──────── Exercise material

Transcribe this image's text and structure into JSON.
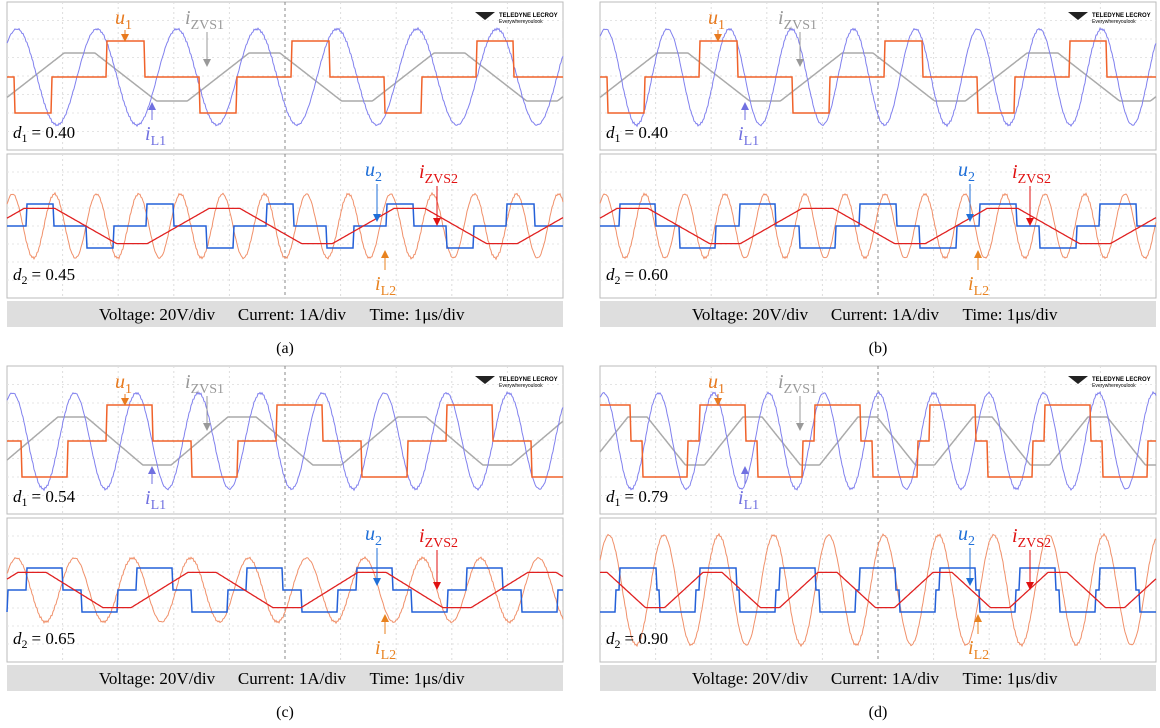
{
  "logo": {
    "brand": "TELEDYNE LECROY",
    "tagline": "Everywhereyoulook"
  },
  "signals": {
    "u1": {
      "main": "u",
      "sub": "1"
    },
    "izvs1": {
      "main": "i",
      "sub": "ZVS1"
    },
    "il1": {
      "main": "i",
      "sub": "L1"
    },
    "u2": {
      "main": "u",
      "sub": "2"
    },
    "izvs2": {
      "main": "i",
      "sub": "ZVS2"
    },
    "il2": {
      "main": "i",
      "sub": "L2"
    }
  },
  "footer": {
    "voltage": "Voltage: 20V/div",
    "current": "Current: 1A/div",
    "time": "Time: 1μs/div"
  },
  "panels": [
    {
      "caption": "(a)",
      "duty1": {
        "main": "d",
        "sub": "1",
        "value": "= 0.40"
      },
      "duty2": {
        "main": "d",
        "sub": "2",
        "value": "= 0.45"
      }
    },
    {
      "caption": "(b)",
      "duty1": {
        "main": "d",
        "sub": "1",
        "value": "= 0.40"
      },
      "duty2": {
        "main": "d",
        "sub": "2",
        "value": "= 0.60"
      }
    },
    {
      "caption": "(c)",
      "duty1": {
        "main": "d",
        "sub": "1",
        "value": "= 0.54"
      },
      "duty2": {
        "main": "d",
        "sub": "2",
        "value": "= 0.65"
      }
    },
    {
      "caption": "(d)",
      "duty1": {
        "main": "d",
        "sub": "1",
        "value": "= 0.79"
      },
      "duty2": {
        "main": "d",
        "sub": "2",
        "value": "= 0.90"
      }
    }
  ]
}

────────────────
──────── Exercise material

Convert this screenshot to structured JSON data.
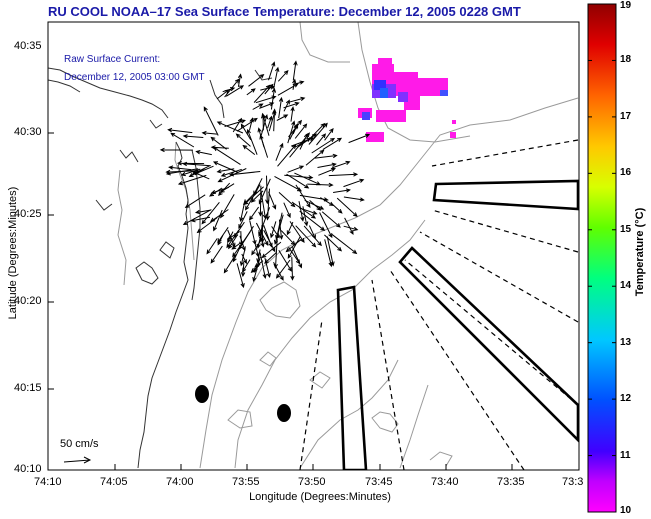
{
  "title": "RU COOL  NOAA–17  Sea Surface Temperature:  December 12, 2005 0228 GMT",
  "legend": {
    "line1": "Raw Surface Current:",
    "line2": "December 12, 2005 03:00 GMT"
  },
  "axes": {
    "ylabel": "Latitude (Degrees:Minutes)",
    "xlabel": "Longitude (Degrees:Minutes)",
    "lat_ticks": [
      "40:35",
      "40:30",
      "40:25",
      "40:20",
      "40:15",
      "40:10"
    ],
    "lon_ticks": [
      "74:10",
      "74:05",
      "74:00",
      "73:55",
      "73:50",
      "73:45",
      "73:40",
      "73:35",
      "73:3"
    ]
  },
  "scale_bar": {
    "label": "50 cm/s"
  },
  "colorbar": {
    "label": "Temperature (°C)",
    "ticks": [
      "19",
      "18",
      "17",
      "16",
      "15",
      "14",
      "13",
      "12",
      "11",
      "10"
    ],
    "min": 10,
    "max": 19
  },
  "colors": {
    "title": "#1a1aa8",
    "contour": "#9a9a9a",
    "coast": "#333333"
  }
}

────────────────

• Work instructions: Locate all lines holding the word "Minutes", then copy them out.

• Exercise answer:
    "ylabel": "Latitude (Degrees:Minutes)",
    "xlabel": "Longitude (Degrees:Minutes)",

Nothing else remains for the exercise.